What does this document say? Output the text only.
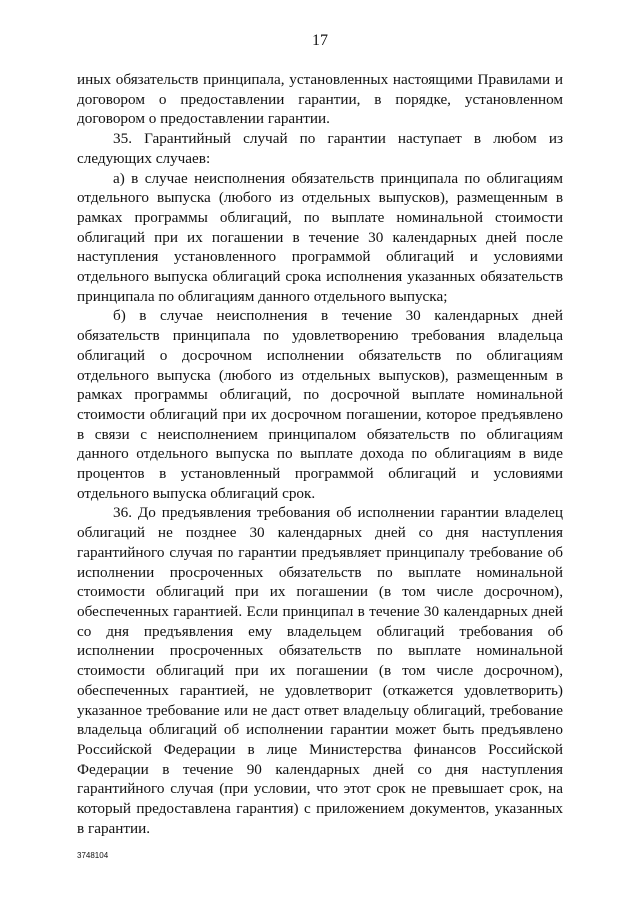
17

иных обязательств принципала, установленных настоящими Правилами и договором о предоставлении гарантии, в порядке, установленном договором о предоставлении гарантии.

35. Гарантийный случай по гарантии наступает в любом из следующих случаев:

а) в случае неисполнения обязательств принципала по облигациям отдельного выпуска (любого из отдельных выпусков), размещенным в рамках программы облигаций, по выплате номинальной стоимости облигаций при их погашении в течение 30 календарных дней после наступления установленного программой облигаций и условиями отдельного выпуска облигаций срока исполнения указанных обязательств принципала по облигациям данного отдельного выпуска;

б) в случае неисполнения в течение 30 календарных дней обязательств принципала по удовлетворению требования владельца облигаций о досрочном исполнении обязательств по облигациям отдельного выпуска (любого из отдельных выпусков), размещенным в рамках программы облигаций, по досрочной выплате номинальной стоимости облигаций при их досрочном погашении, которое предъявлено в связи с неисполнением принципалом обязательств по облигациям данного отдельного выпуска по выплате дохода по облигациям в виде процентов в установленный программой облигаций и условиями отдельного выпуска облигаций срок.

36. До предъявления требования об исполнении гарантии владелец облигаций не позднее 30 календарных дней со дня наступления гарантийного случая по гарантии предъявляет принципалу требование об исполнении просроченных обязательств по выплате номинальной стоимости облигаций при их погашении (в том числе досрочном), обеспеченных гарантией. Если принципал в течение 30 календарных дней со дня предъявления ему владельцем облигаций требования об исполнении просроченных обязательств по выплате номинальной стоимости облигаций при их погашении (в том числе досрочном), обеспеченных гарантией, не удовлетворит (откажется удовлетворить) указанное требование или не даст ответ владельцу облигаций, требование владельца облигаций об исполнении гарантии может быть предъявлено Российской Федерации в лице Министерства финансов Российской Федерации в течение 90 календарных дней со дня наступления гарантийного случая (при условии, что этот срок не превышает срок, на который предоставлена гарантия) с приложением документов, указанных в гарантии.

3748104
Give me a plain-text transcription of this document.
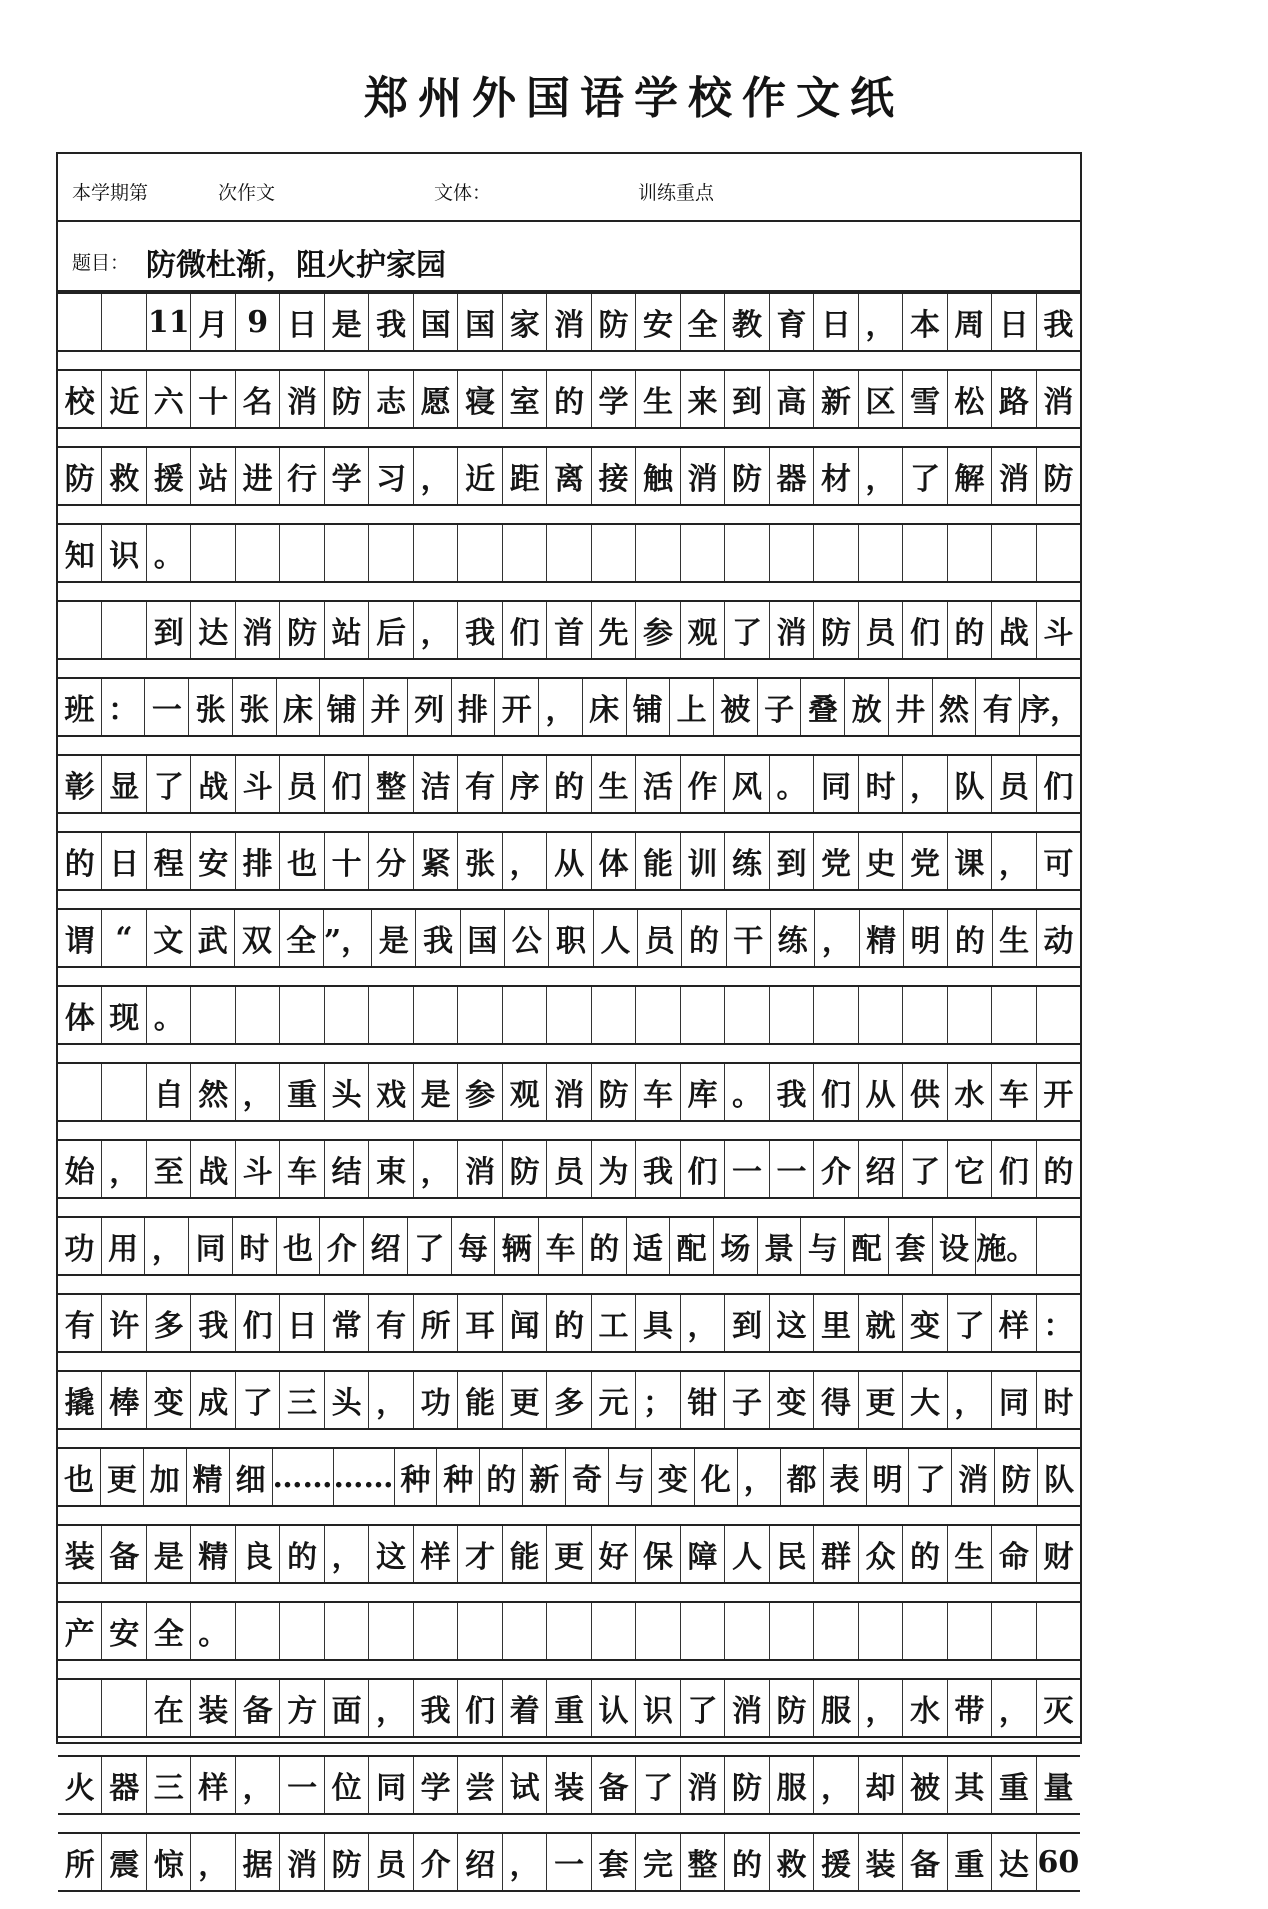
郑州外国语学校作文纸
本学期第	次作文	文体：	训练重点
题目： 防微杜渐，阻火护家园
11 月 9 日 是 我 国 国 家 消 防 安 全 教 育 日 ， 本 周 日 我
校 近 六 十 名 消 防 志 愿 寝 室 的 学 生 来 到 高 新 区 雪 松 路 消
防 救 援 站 进 行 学 习 ， 近 距 离 接 触 消 防 器 材 ， 了 解 消 防
知 识 。
到 达 消 防 站 后 ， 我 们 首 先 参 观 了 消 防 员 们 的 战 斗
班 ： 一 张 张 床 铺 并 列 排 开 ， 床 铺 上 被 子 叠 放 井 然 有 序，
彰 显 了 战 斗 员 们 整 洁 有 序 的 生 活 作 风 。 同 时 ， 队 员 们
的 日 程 安 排 也 十 分 紧 张 ， 从 体 能 训 练 到 党 史 党 课 ， 可
谓 “ 文 武 双 全 ”， 是 我 国 公 职 人 员 的 干 练 ， 精 明 的 生 动
体 现 。
自 然 ， 重 头 戏 是 参 观 消 防 车 库 。 我 们 从 供 水 车 开
始 ， 至 战 斗 车 结 束 ， 消 防 员 为 我 们 一 一 介 绍 了 它 们 的
功 用 ， 同 时 也 介 绍 了 每 辆 车 的 适 配 场 景 与 配 套 设 施。
有 许 多 我 们 日 常 有 所 耳 闻 的 工 具 ， 到 这 里 就 变 了 样 ：
撬 棒 变 成 了 三 头 ， 功 能 更 多 元 ； 钳 子 变 得 更 大 ， 同 时
也 更 加 精 细 …… …… 种 种 的 新 奇 与 变 化 ， 都 表 明 了 消 防 队
装 备 是 精 良 的 ， 这 样 才 能 更 好 保 障 人 民 群 众 的 生 命 财
产 安 全 。
在 装 备 方 面 ， 我 们 着 重 认 识 了 消 防 服 ， 水 带 ， 灭
火 器 三 样 ， 一 位 同 学 尝 试 装 备 了 消 防 服 ， 却 被 其 重 量
所 震 惊 ， 据 消 防 员 介 绍 ， 一 套 完 整 的 救 援 装 备 重 达 60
+===+
## [REQUEST]
Tell how many lines hold the string "this", giving the number and nothing else.

## [COMPLETE RESPONSE]
2